#### The exercise
Leave the pictures out. Return all other data exactly.

===== Provided records =====

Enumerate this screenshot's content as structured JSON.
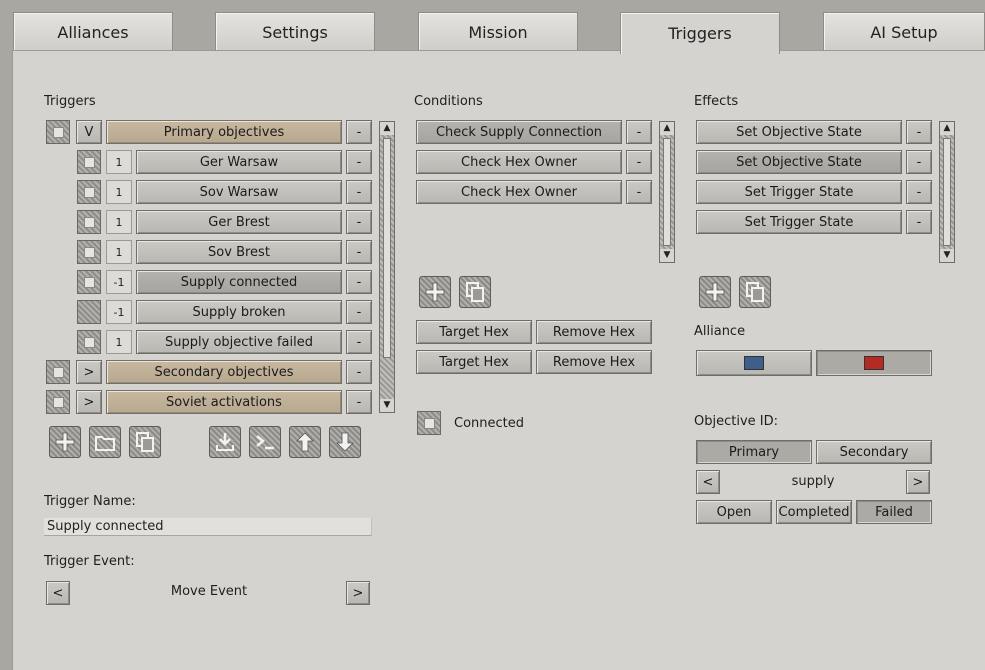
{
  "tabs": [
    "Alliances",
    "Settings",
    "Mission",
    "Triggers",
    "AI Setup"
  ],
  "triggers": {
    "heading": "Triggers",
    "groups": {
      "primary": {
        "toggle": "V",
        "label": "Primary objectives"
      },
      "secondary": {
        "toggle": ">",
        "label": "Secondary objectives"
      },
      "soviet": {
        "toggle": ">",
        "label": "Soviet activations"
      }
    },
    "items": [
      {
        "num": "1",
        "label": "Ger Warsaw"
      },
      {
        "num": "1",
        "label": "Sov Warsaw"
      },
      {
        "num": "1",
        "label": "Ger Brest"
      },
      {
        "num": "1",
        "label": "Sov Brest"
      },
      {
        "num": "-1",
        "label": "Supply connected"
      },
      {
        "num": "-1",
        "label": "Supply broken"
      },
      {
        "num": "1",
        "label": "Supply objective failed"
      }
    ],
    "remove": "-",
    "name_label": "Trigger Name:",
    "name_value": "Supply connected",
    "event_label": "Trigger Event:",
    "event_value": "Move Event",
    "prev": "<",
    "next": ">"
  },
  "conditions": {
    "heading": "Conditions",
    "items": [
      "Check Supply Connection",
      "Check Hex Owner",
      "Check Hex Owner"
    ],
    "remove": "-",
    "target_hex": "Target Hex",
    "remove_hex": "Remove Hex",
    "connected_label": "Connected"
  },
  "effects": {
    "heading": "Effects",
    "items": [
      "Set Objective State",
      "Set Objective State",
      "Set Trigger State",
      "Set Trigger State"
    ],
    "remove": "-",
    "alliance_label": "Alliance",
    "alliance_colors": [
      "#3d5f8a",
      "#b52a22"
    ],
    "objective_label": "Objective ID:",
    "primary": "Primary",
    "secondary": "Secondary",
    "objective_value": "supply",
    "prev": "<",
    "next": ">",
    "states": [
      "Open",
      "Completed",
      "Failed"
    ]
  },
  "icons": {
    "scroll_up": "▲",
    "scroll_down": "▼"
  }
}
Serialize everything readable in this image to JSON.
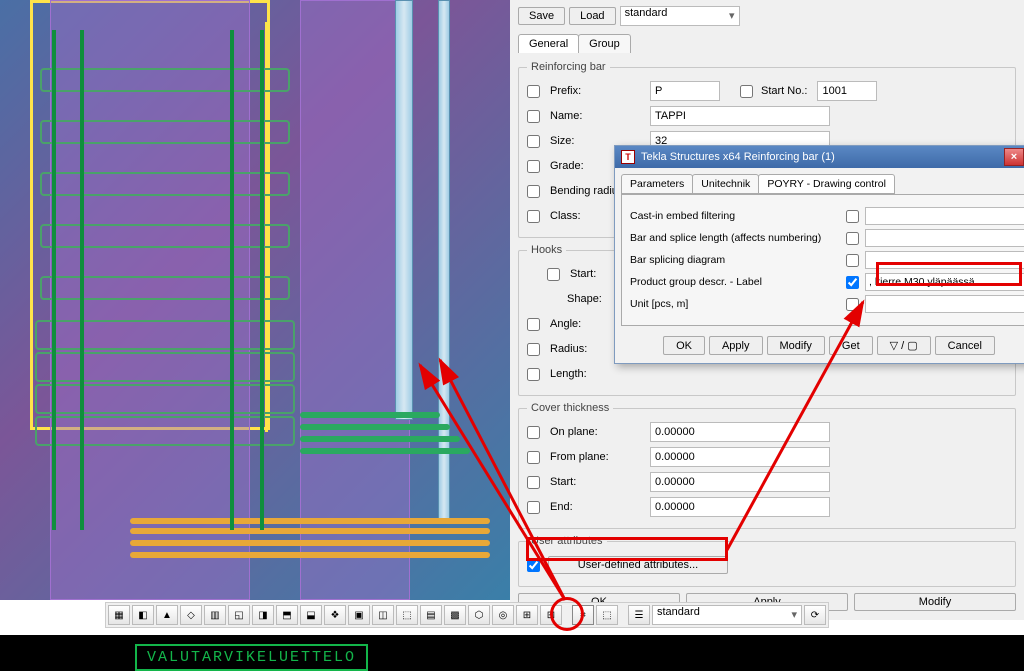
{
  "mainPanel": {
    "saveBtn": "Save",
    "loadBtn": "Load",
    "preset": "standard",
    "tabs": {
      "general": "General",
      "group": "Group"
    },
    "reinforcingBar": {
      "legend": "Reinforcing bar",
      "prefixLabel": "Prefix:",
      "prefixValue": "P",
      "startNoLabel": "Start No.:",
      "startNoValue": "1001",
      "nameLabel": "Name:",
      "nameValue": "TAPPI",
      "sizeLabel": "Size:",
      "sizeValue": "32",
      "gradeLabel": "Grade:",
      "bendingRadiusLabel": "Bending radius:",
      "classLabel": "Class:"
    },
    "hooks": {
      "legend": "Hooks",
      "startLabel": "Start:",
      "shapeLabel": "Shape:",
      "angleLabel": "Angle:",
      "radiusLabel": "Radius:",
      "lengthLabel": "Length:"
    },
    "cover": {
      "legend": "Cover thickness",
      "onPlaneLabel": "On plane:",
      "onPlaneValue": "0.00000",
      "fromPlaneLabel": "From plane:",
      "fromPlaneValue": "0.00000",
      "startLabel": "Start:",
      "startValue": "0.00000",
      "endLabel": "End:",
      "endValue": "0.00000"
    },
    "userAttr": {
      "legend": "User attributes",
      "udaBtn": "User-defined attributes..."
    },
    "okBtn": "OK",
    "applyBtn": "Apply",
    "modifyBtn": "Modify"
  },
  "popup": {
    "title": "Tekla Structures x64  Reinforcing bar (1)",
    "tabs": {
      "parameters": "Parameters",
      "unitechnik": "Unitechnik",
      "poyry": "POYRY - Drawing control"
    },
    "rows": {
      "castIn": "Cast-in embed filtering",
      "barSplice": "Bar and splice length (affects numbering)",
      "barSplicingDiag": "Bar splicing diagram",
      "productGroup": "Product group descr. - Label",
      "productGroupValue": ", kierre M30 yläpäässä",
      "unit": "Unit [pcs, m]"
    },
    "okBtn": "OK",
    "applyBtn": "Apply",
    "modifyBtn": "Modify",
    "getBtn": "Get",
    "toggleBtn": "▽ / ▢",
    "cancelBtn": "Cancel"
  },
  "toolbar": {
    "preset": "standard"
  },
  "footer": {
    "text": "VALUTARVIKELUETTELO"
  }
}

=====

#### Correct answer
Enumerate this screenshot's content as structured JSON.
{
  "tabs": [
    "Alliances",
    "Settings",
    "Mission",
    "Triggers",
    "AI Setup"
  ],
  "triggers": {
    "heading": "Triggers",
    "groups": {
      "primary": {
        "toggle": "V",
        "label": "Primary objectives"
      },
      "secondary": {
        "toggle": ">",
        "label": "Secondary objectives"
      },
      "soviet": {
        "toggle": ">",
        "label": "Soviet activations"
      }
    },
    "items": [
      {
        "num": "1",
        "label": "Ger Warsaw"
      },
      {
        "num": "1",
        "label": "Sov Warsaw"
      },
      {
        "num": "1",
        "label": "Ger Brest"
      },
      {
        "num": "1",
        "label": "Sov Brest"
      },
      {
        "num": "-1",
        "label": "Supply connected"
      },
      {
        "num": "-1",
        "label": "Supply broken"
      },
      {
        "num": "1",
        "label": "Supply objective failed"
      }
    ],
    "remove": "-",
    "name_label": "Trigger Name:",
    "name_value": "Supply connected",
    "event_label": "Trigger Event:",
    "event_value": "Move Event",
    "prev": "<",
    "next": ">"
  },
  "conditions": {
    "heading": "Conditions",
    "items": [
      "Check Supply Connection",
      "Check Hex Owner",
      "Check Hex Owner"
    ],
    "remove": "-",
    "target_hex": "Target Hex",
    "remove_hex": "Remove Hex",
    "connected_label": "Connected"
  },
  "effects": {
    "heading": "Effects",
    "items": [
      "Set Objective State",
      "Set Objective State",
      "Set Trigger State",
      "Set Trigger State"
    ],
    "remove": "-",
    "alliance_label": "Alliance",
    "alliance_colors": [
      "#3d5f8a",
      "#b52a22"
    ],
    "objective_label": "Objective ID:",
    "primary": "Primary",
    "secondary": "Secondary",
    "objective_value": "supply",
    "prev": "<",
    "next": ">",
    "states": [
      "Open",
      "Completed",
      "Failed"
    ]
  },
  "icons": {
    "scroll_up": "▲",
    "scroll_down": "▼"
  }
}
Serialize everything readable in this image to JSON.
{
  "mainPanel": {
    "saveBtn": "Save",
    "loadBtn": "Load",
    "preset": "standard",
    "tabs": {
      "general": "General",
      "group": "Group"
    },
    "reinforcingBar": {
      "legend": "Reinforcing bar",
      "prefixLabel": "Prefix:",
      "prefixValue": "P",
      "startNoLabel": "Start No.:",
      "startNoValue": "1001",
      "nameLabel": "Name:",
      "nameValue": "TAPPI",
      "sizeLabel": "Size:",
      "sizeValue": "32",
      "gradeLabel": "Grade:",
      "bendingRadiusLabel": "Bending radius:",
      "classLabel": "Class:"
    },
    "hooks": {
      "legend": "Hooks",
      "startLabel": "Start:",
      "shapeLabel": "Shape:",
      "angleLabel": "Angle:",
      "radiusLabel": "Radius:",
      "lengthLabel": "Length:"
    },
    "cover": {
      "legend": "Cover thickness",
      "onPlaneLabel": "On plane:",
      "onPlaneValue": "0.00000",
      "fromPlaneLabel": "From plane:",
      "fromPlaneValue": "0.00000",
      "startLabel": "Start:",
      "startValue": "0.00000",
      "endLabel": "End:",
      "endValue": "0.00000"
    },
    "userAttr": {
      "legend": "User attributes",
      "udaBtn": "User-defined attributes..."
    },
    "okBtn": "OK",
    "applyBtn": "Apply",
    "modifyBtn": "Modify"
  },
  "popup": {
    "title": "Tekla Structures x64  Reinforcing bar (1)",
    "tabs": {
      "parameters": "Parameters",
      "unitechnik": "Unitechnik",
      "poyry": "POYRY - Drawing control"
    },
    "rows": {
      "castIn": "Cast-in embed filtering",
      "barSplice": "Bar and splice length (affects numbering)",
      "barSplicingDiag": "Bar splicing diagram",
      "productGroup": "Product group descr. - Label",
      "productGroupValue": ", kierre M30 yläpäässä",
      "unit": "Unit [pcs, m]"
    },
    "okBtn": "OK",
    "applyBtn": "Apply",
    "modifyBtn": "Modify",
    "getBtn": "Get",
    "toggleBtn": "▽ / ▢",
    "cancelBtn": "Cancel"
  },
  "toolbar": {
    "preset": "standard"
  },
  "footer": {
    "text": "VALUTARVIKELUETTELO"
  }
}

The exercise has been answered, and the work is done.